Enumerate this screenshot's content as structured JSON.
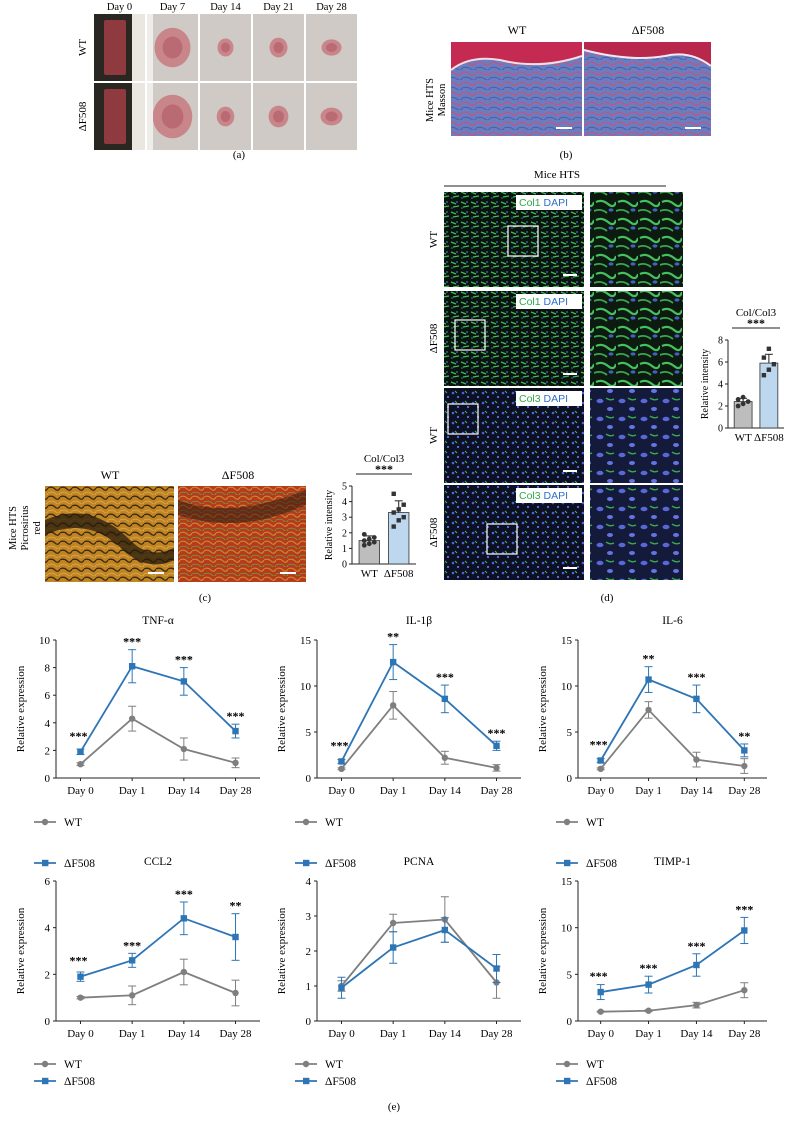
{
  "colors": {
    "wt": "#7f7f7f",
    "df508": "#2e75b6",
    "bar_wt": "#bdbdbd",
    "bar_df508": "#bcd7ee",
    "wound": "#c9868a",
    "skin": "#d8d4d0",
    "masson_blue": "#5c6fb8",
    "masson_red": "#c4264e",
    "picro_orange": "#c97a1c",
    "picro_red": "#b3281c",
    "if_green": "#3fb95a",
    "if_blue": "#3a5ec2"
  },
  "panel_a": {
    "caption": "(a)",
    "days": [
      "Day 0",
      "Day 7",
      "Day 14",
      "Day 21",
      "Day 28"
    ],
    "rows": [
      "WT",
      "ΔF508"
    ]
  },
  "panel_b": {
    "caption": "(b)",
    "cols": [
      "WT",
      "ΔF508"
    ],
    "side_label": [
      "Mice HTS",
      "Masson"
    ]
  },
  "panel_c": {
    "caption": "(c)",
    "cols": [
      "WT",
      "ΔF508"
    ],
    "side_label": [
      "Mice HTS",
      "Picrosirius",
      "red"
    ]
  },
  "panel_d": {
    "caption": "(d)",
    "header": "Mice HTS",
    "rows": [
      {
        "side": "WT",
        "stain": "Col1",
        "dapi": "DAPI"
      },
      {
        "side": "ΔF508",
        "stain": "Col1",
        "dapi": "DAPI"
      },
      {
        "side": "WT",
        "stain": "Col3",
        "dapi": "DAPI"
      },
      {
        "side": "ΔF508",
        "stain": "Col3",
        "dapi": "DAPI"
      }
    ]
  },
  "panel_e": {
    "caption": "(e)"
  },
  "legend": {
    "wt": "WT",
    "df508": "ΔF508"
  },
  "chart_data": [
    {
      "id": "bar_c",
      "type": "bar",
      "title": "Col/Col3",
      "ylabel": "Relative intensity",
      "categories": [
        "WT",
        "ΔF508"
      ],
      "values": [
        1.5,
        3.3
      ],
      "errors": [
        0.3,
        0.75
      ],
      "points": [
        [
          1.2,
          1.3,
          1.4,
          1.5,
          1.6,
          1.7,
          1.9
        ],
        [
          2.4,
          2.8,
          3.0,
          3.3,
          3.5,
          3.8,
          4.5
        ]
      ],
      "ylim": [
        0,
        5
      ],
      "yticks": [
        0,
        1,
        2,
        3,
        4,
        5
      ],
      "significance": "***"
    },
    {
      "id": "bar_d",
      "type": "bar",
      "title": "Col/Col3",
      "ylabel": "Relative intensity",
      "categories": [
        "WT",
        "ΔF508"
      ],
      "values": [
        2.4,
        5.9
      ],
      "errors": [
        0.3,
        0.8
      ],
      "points": [
        [
          2.0,
          2.2,
          2.4,
          2.6,
          2.8
        ],
        [
          4.8,
          5.3,
          5.8,
          6.4,
          7.2
        ]
      ],
      "ylim": [
        0,
        8
      ],
      "yticks": [
        0,
        2,
        4,
        6,
        8
      ],
      "significance": "***"
    },
    {
      "id": "tnf",
      "type": "line",
      "title": "TNF-α",
      "ylabel": "Relative expression",
      "categories": [
        "Day 0",
        "Day 1",
        "Day 14",
        "Day 28"
      ],
      "ylim": [
        0,
        10
      ],
      "yticks": [
        0,
        2,
        4,
        6,
        8,
        10
      ],
      "series": [
        {
          "name": "WT",
          "values": [
            1.0,
            4.3,
            2.1,
            1.1
          ],
          "errors": [
            0.1,
            0.9,
            0.8,
            0.35
          ]
        },
        {
          "name": "ΔF508",
          "values": [
            1.9,
            8.1,
            7.0,
            3.4
          ],
          "errors": [
            0.2,
            1.2,
            1.0,
            0.5
          ]
        }
      ],
      "significance": [
        "***",
        "***",
        "***",
        "***"
      ]
    },
    {
      "id": "il1b",
      "type": "line",
      "title": "IL-1β",
      "ylabel": "Relative expression",
      "categories": [
        "Day 0",
        "Day 1",
        "Day 14",
        "Day 28"
      ],
      "ylim": [
        0,
        15
      ],
      "yticks": [
        0,
        5,
        10,
        15
      ],
      "series": [
        {
          "name": "WT",
          "values": [
            1.0,
            7.9,
            2.2,
            1.1
          ],
          "errors": [
            0.1,
            1.5,
            0.7,
            0.35
          ]
        },
        {
          "name": "ΔF508",
          "values": [
            1.8,
            12.6,
            8.6,
            3.5
          ],
          "errors": [
            0.2,
            1.9,
            1.5,
            0.5
          ]
        }
      ],
      "significance": [
        "***",
        "**",
        "***",
        "***"
      ]
    },
    {
      "id": "il6",
      "type": "line",
      "title": "IL-6",
      "ylabel": "Relative expression",
      "categories": [
        "Day 0",
        "Day 1",
        "Day 14",
        "Day 28"
      ],
      "ylim": [
        0,
        15
      ],
      "yticks": [
        0,
        5,
        10,
        15
      ],
      "series": [
        {
          "name": "WT",
          "values": [
            1.0,
            7.4,
            2.0,
            1.3
          ],
          "errors": [
            0.1,
            0.9,
            0.8,
            0.8
          ]
        },
        {
          "name": "ΔF508",
          "values": [
            1.9,
            10.7,
            8.6,
            3.0
          ],
          "errors": [
            0.2,
            1.4,
            1.5,
            0.7
          ]
        }
      ],
      "significance": [
        "***",
        "**",
        "***",
        "**"
      ]
    },
    {
      "id": "ccl2",
      "type": "line",
      "title": "CCL2",
      "ylabel": "Relative expression",
      "categories": [
        "Day 0",
        "Day 1",
        "Day 14",
        "Day 28"
      ],
      "ylim": [
        0,
        6
      ],
      "yticks": [
        0,
        2,
        4,
        6
      ],
      "series": [
        {
          "name": "WT",
          "values": [
            1.0,
            1.1,
            2.1,
            1.2
          ],
          "errors": [
            0.05,
            0.4,
            0.55,
            0.55
          ]
        },
        {
          "name": "ΔF508",
          "values": [
            1.9,
            2.6,
            4.4,
            3.6
          ],
          "errors": [
            0.2,
            0.3,
            0.7,
            1.0
          ]
        }
      ],
      "significance": [
        "***",
        "***",
        "***",
        "**"
      ]
    },
    {
      "id": "pcna",
      "type": "line",
      "title": "PCNA",
      "ylabel": "Relative expression",
      "categories": [
        "Day 0",
        "Day 1",
        "Day 14",
        "Day 28"
      ],
      "ylim": [
        0,
        4
      ],
      "yticks": [
        0,
        1,
        2,
        3,
        4
      ],
      "series": [
        {
          "name": "WT",
          "values": [
            1.0,
            2.8,
            2.9,
            1.1
          ],
          "errors": [
            0.15,
            0.25,
            0.65,
            0.45
          ]
        },
        {
          "name": "ΔF508",
          "values": [
            0.95,
            2.1,
            2.6,
            1.5
          ],
          "errors": [
            0.3,
            0.45,
            0.35,
            0.4
          ]
        }
      ],
      "significance": [
        "",
        "",
        "",
        ""
      ]
    },
    {
      "id": "timp1",
      "type": "line",
      "title": "TIMP-1",
      "ylabel": "Relative expression",
      "categories": [
        "Day 0",
        "Day 1",
        "Day 14",
        "Day 28"
      ],
      "ylim": [
        0,
        15
      ],
      "yticks": [
        0,
        5,
        10,
        15
      ],
      "series": [
        {
          "name": "WT",
          "values": [
            1.0,
            1.1,
            1.7,
            3.3
          ],
          "errors": [
            0.05,
            0.1,
            0.3,
            0.8
          ]
        },
        {
          "name": "ΔF508",
          "values": [
            3.1,
            3.9,
            6.0,
            9.7
          ],
          "errors": [
            0.8,
            0.9,
            1.2,
            1.4
          ]
        }
      ],
      "significance": [
        "***",
        "***",
        "***",
        "***"
      ]
    }
  ]
}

________________

**Aim:** The records above need to be restated word for word, with the pictures left out.

**Expected answer:**
Enumerate this screenshot's content as structured JSON.
{
  "colors": {
    "wt": "#7f7f7f",
    "df508": "#2e75b6",
    "bar_wt": "#bdbdbd",
    "bar_df508": "#bcd7ee",
    "wound": "#c9868a",
    "skin": "#d8d4d0",
    "masson_blue": "#5c6fb8",
    "masson_red": "#c4264e",
    "picro_orange": "#c97a1c",
    "picro_red": "#b3281c",
    "if_green": "#3fb95a",
    "if_blue": "#3a5ec2"
  },
  "panel_a": {
    "caption": "(a)",
    "days": [
      "Day 0",
      "Day 7",
      "Day 14",
      "Day 21",
      "Day 28"
    ],
    "rows": [
      "WT",
      "ΔF508"
    ]
  },
  "panel_b": {
    "caption": "(b)",
    "cols": [
      "WT",
      "ΔF508"
    ],
    "side_label": [
      "Mice HTS",
      "Masson"
    ]
  },
  "panel_c": {
    "caption": "(c)",
    "cols": [
      "WT",
      "ΔF508"
    ],
    "side_label": [
      "Mice HTS",
      "Picrosirius",
      "red"
    ]
  },
  "panel_d": {
    "caption": "(d)",
    "header": "Mice HTS",
    "rows": [
      {
        "side": "WT",
        "stain": "Col1",
        "dapi": "DAPI"
      },
      {
        "side": "ΔF508",
        "stain": "Col1",
        "dapi": "DAPI"
      },
      {
        "side": "WT",
        "stain": "Col3",
        "dapi": "DAPI"
      },
      {
        "side": "ΔF508",
        "stain": "Col3",
        "dapi": "DAPI"
      }
    ]
  },
  "panel_e": {
    "caption": "(e)"
  },
  "legend": {
    "wt": "WT",
    "df508": "ΔF508"
  },
  "chart_data": [
    {
      "id": "bar_c",
      "type": "bar",
      "title": "Col/Col3",
      "ylabel": "Relative intensity",
      "categories": [
        "WT",
        "ΔF508"
      ],
      "values": [
        1.5,
        3.3
      ],
      "errors": [
        0.3,
        0.75
      ],
      "points": [
        [
          1.2,
          1.3,
          1.4,
          1.5,
          1.6,
          1.7,
          1.9
        ],
        [
          2.4,
          2.8,
          3.0,
          3.3,
          3.5,
          3.8,
          4.5
        ]
      ],
      "ylim": [
        0,
        5
      ],
      "yticks": [
        0,
        1,
        2,
        3,
        4,
        5
      ],
      "significance": "***"
    },
    {
      "id": "bar_d",
      "type": "bar",
      "title": "Col/Col3",
      "ylabel": "Relative intensity",
      "categories": [
        "WT",
        "ΔF508"
      ],
      "values": [
        2.4,
        5.9
      ],
      "errors": [
        0.3,
        0.8
      ],
      "points": [
        [
          2.0,
          2.2,
          2.4,
          2.6,
          2.8
        ],
        [
          4.8,
          5.3,
          5.8,
          6.4,
          7.2
        ]
      ],
      "ylim": [
        0,
        8
      ],
      "yticks": [
        0,
        2,
        4,
        6,
        8
      ],
      "significance": "***"
    },
    {
      "id": "tnf",
      "type": "line",
      "title": "TNF-α",
      "ylabel": "Relative expression",
      "categories": [
        "Day 0",
        "Day 1",
        "Day 14",
        "Day 28"
      ],
      "ylim": [
        0,
        10
      ],
      "yticks": [
        0,
        2,
        4,
        6,
        8,
        10
      ],
      "series": [
        {
          "name": "WT",
          "values": [
            1.0,
            4.3,
            2.1,
            1.1
          ],
          "errors": [
            0.1,
            0.9,
            0.8,
            0.35
          ]
        },
        {
          "name": "ΔF508",
          "values": [
            1.9,
            8.1,
            7.0,
            3.4
          ],
          "errors": [
            0.2,
            1.2,
            1.0,
            0.5
          ]
        }
      ],
      "significance": [
        "***",
        "***",
        "***",
        "***"
      ]
    },
    {
      "id": "il1b",
      "type": "line",
      "title": "IL-1β",
      "ylabel": "Relative expression",
      "categories": [
        "Day 0",
        "Day 1",
        "Day 14",
        "Day 28"
      ],
      "ylim": [
        0,
        15
      ],
      "yticks": [
        0,
        5,
        10,
        15
      ],
      "series": [
        {
          "name": "WT",
          "values": [
            1.0,
            7.9,
            2.2,
            1.1
          ],
          "errors": [
            0.1,
            1.5,
            0.7,
            0.35
          ]
        },
        {
          "name": "ΔF508",
          "values": [
            1.8,
            12.6,
            8.6,
            3.5
          ],
          "errors": [
            0.2,
            1.9,
            1.5,
            0.5
          ]
        }
      ],
      "significance": [
        "***",
        "**",
        "***",
        "***"
      ]
    },
    {
      "id": "il6",
      "type": "line",
      "title": "IL-6",
      "ylabel": "Relative expression",
      "categories": [
        "Day 0",
        "Day 1",
        "Day 14",
        "Day 28"
      ],
      "ylim": [
        0,
        15
      ],
      "yticks": [
        0,
        5,
        10,
        15
      ],
      "series": [
        {
          "name": "WT",
          "values": [
            1.0,
            7.4,
            2.0,
            1.3
          ],
          "errors": [
            0.1,
            0.9,
            0.8,
            0.8
          ]
        },
        {
          "name": "ΔF508",
          "values": [
            1.9,
            10.7,
            8.6,
            3.0
          ],
          "errors": [
            0.2,
            1.4,
            1.5,
            0.7
          ]
        }
      ],
      "significance": [
        "***",
        "**",
        "***",
        "**"
      ]
    },
    {
      "id": "ccl2",
      "type": "line",
      "title": "CCL2",
      "ylabel": "Relative expression",
      "categories": [
        "Day 0",
        "Day 1",
        "Day 14",
        "Day 28"
      ],
      "ylim": [
        0,
        6
      ],
      "yticks": [
        0,
        2,
        4,
        6
      ],
      "series": [
        {
          "name": "WT",
          "values": [
            1.0,
            1.1,
            2.1,
            1.2
          ],
          "errors": [
            0.05,
            0.4,
            0.55,
            0.55
          ]
        },
        {
          "name": "ΔF508",
          "values": [
            1.9,
            2.6,
            4.4,
            3.6
          ],
          "errors": [
            0.2,
            0.3,
            0.7,
            1.0
          ]
        }
      ],
      "significance": [
        "***",
        "***",
        "***",
        "**"
      ]
    },
    {
      "id": "pcna",
      "type": "line",
      "title": "PCNA",
      "ylabel": "Relative expression",
      "categories": [
        "Day 0",
        "Day 1",
        "Day 14",
        "Day 28"
      ],
      "ylim": [
        0,
        4
      ],
      "yticks": [
        0,
        1,
        2,
        3,
        4
      ],
      "series": [
        {
          "name": "WT",
          "values": [
            1.0,
            2.8,
            2.9,
            1.1
          ],
          "errors": [
            0.15,
            0.25,
            0.65,
            0.45
          ]
        },
        {
          "name": "ΔF508",
          "values": [
            0.95,
            2.1,
            2.6,
            1.5
          ],
          "errors": [
            0.3,
            0.45,
            0.35,
            0.4
          ]
        }
      ],
      "significance": [
        "",
        "",
        "",
        ""
      ]
    },
    {
      "id": "timp1",
      "type": "line",
      "title": "TIMP-1",
      "ylabel": "Relative expression",
      "categories": [
        "Day 0",
        "Day 1",
        "Day 14",
        "Day 28"
      ],
      "ylim": [
        0,
        15
      ],
      "yticks": [
        0,
        5,
        10,
        15
      ],
      "series": [
        {
          "name": "WT",
          "values": [
            1.0,
            1.1,
            1.7,
            3.3
          ],
          "errors": [
            0.05,
            0.1,
            0.3,
            0.8
          ]
        },
        {
          "name": "ΔF508",
          "values": [
            3.1,
            3.9,
            6.0,
            9.7
          ],
          "errors": [
            0.8,
            0.9,
            1.2,
            1.4
          ]
        }
      ],
      "significance": [
        "***",
        "***",
        "***",
        "***"
      ]
    }
  ]
}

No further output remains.